--- start Records shown ---

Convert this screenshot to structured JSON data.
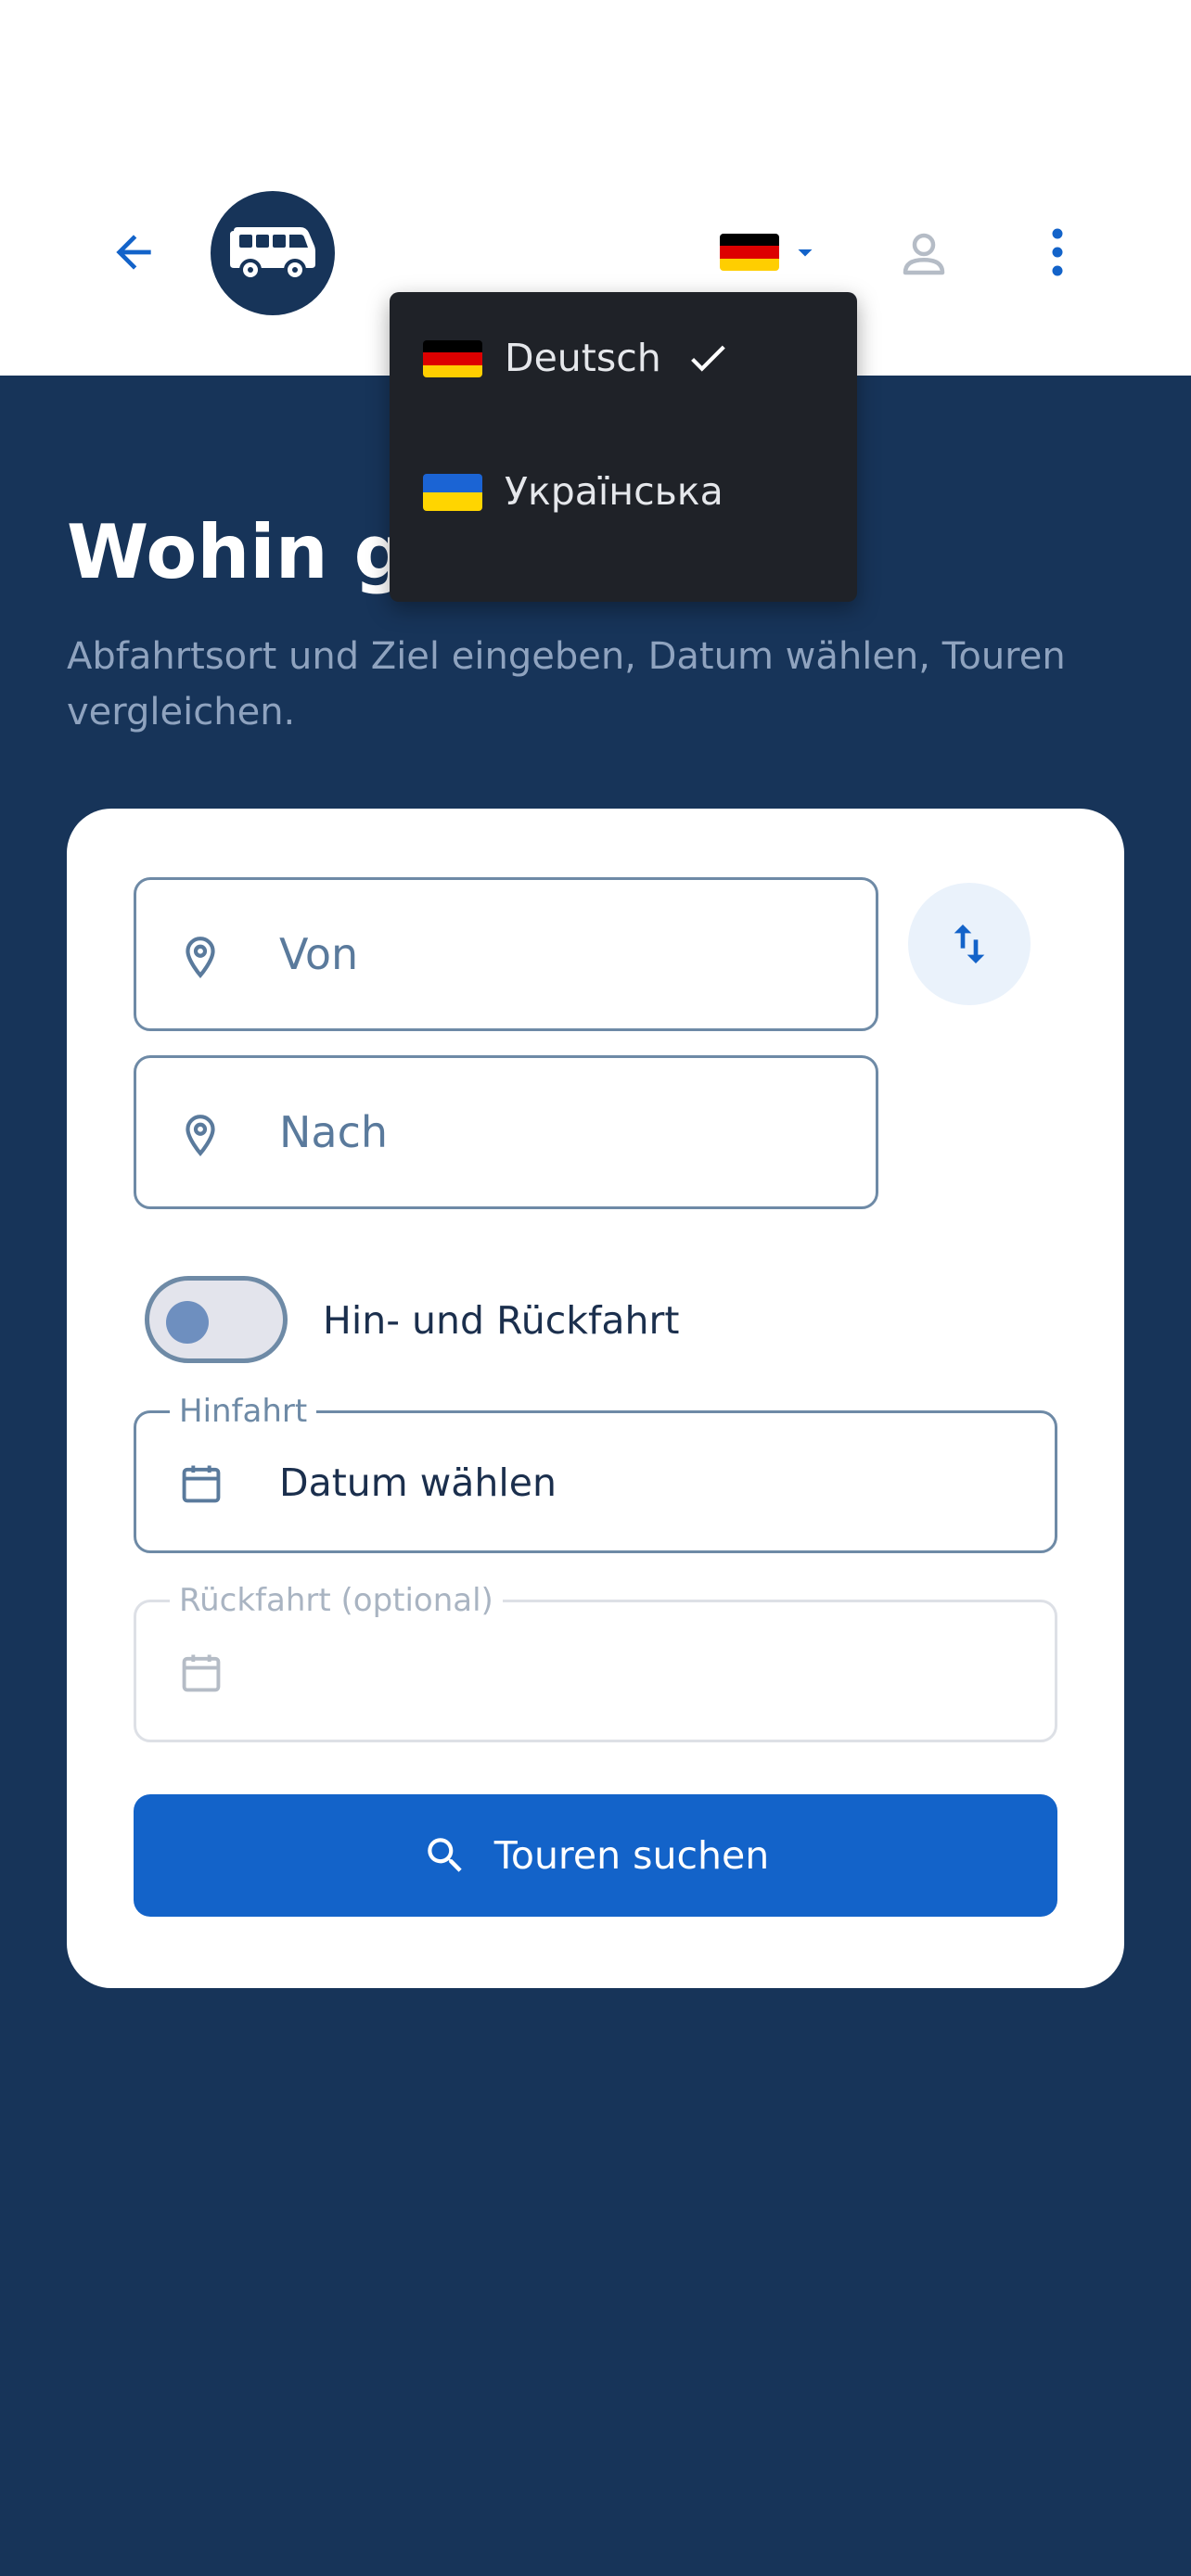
{
  "header": {
    "back_icon": "arrow-left-icon",
    "logo_icon": "bus-icon",
    "language_selected_flag": "de",
    "user_icon": "user-icon",
    "more_icon": "more-vertical-icon"
  },
  "language_menu": {
    "items": [
      {
        "label": "Deutsch",
        "flag": "de",
        "selected": true
      },
      {
        "label": "Українська",
        "flag": "ua",
        "selected": false
      }
    ]
  },
  "hero": {
    "title": "Wohin geht's?",
    "subtitle": "Abfahrtsort und Ziel eingeben, Datum wählen, Touren vergleichen."
  },
  "search_form": {
    "from_placeholder": "Von",
    "to_placeholder": "Nach",
    "swap_icon": "swap-vertical-icon",
    "round_trip_label": "Hin- und Rückfahrt",
    "round_trip_enabled": false,
    "outbound_label": "Hinfahrt",
    "outbound_value": "Datum wählen",
    "return_label": "Rückfahrt (optional)",
    "return_value": "",
    "submit_label": "Touren suchen"
  },
  "colors": {
    "primary": "#1363c9",
    "navy": "#173459",
    "menu_bg": "#1f2228",
    "border": "#6e8aa6"
  }
}
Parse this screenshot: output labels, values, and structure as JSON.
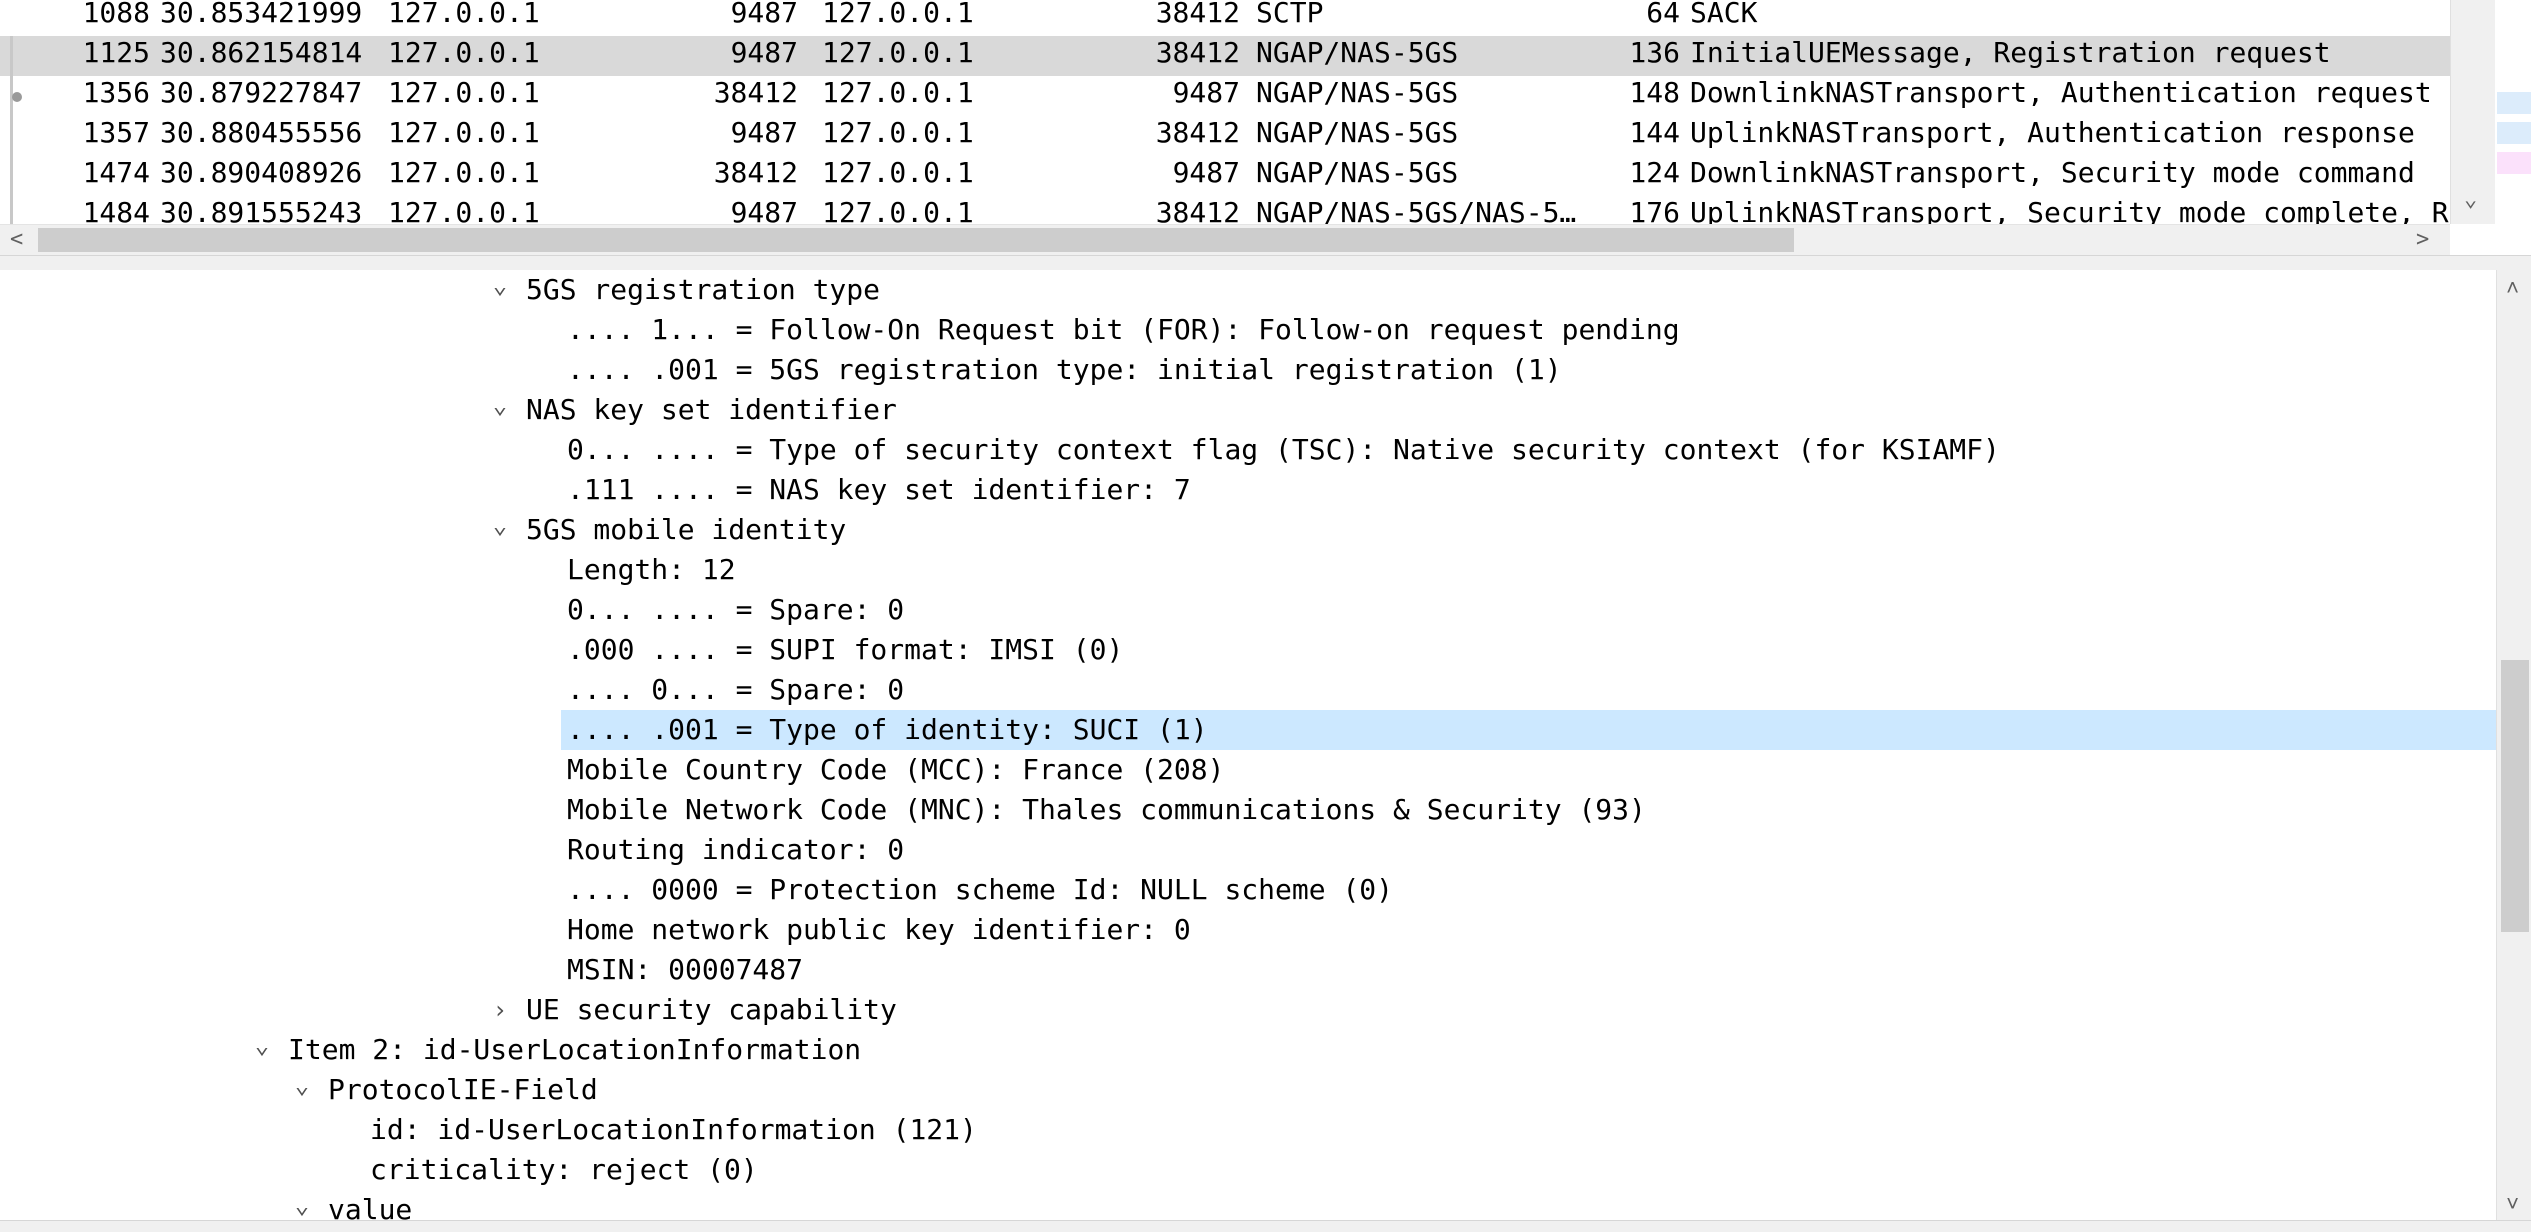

--- end Records shown ---

**Requirements**
Copy the material above exactly and drop the pictures.

**Answer to this problem**
Convert this screenshot to structured JSON data.
{
  "header": {
    "back_icon": "arrow-left-icon",
    "logo_icon": "bus-icon",
    "language_selected_flag": "de",
    "user_icon": "user-icon",
    "more_icon": "more-vertical-icon"
  },
  "language_menu": {
    "items": [
      {
        "label": "Deutsch",
        "flag": "de",
        "selected": true
      },
      {
        "label": "Українська",
        "flag": "ua",
        "selected": false
      }
    ]
  },
  "hero": {
    "title": "Wohin geht's?",
    "subtitle": "Abfahrtsort und Ziel eingeben, Datum wählen, Touren vergleichen."
  },
  "search_form": {
    "from_placeholder": "Von",
    "to_placeholder": "Nach",
    "swap_icon": "swap-vertical-icon",
    "round_trip_label": "Hin- und Rückfahrt",
    "round_trip_enabled": false,
    "outbound_label": "Hinfahrt",
    "outbound_value": "Datum wählen",
    "return_label": "Rückfahrt (optional)",
    "return_value": "",
    "submit_label": "Touren suchen"
  },
  "colors": {
    "primary": "#1363c9",
    "navy": "#173459",
    "menu_bg": "#1f2228",
    "border": "#6e8aa6"
  }
}
Parse this screenshot: output labels, values, and structure as JSON.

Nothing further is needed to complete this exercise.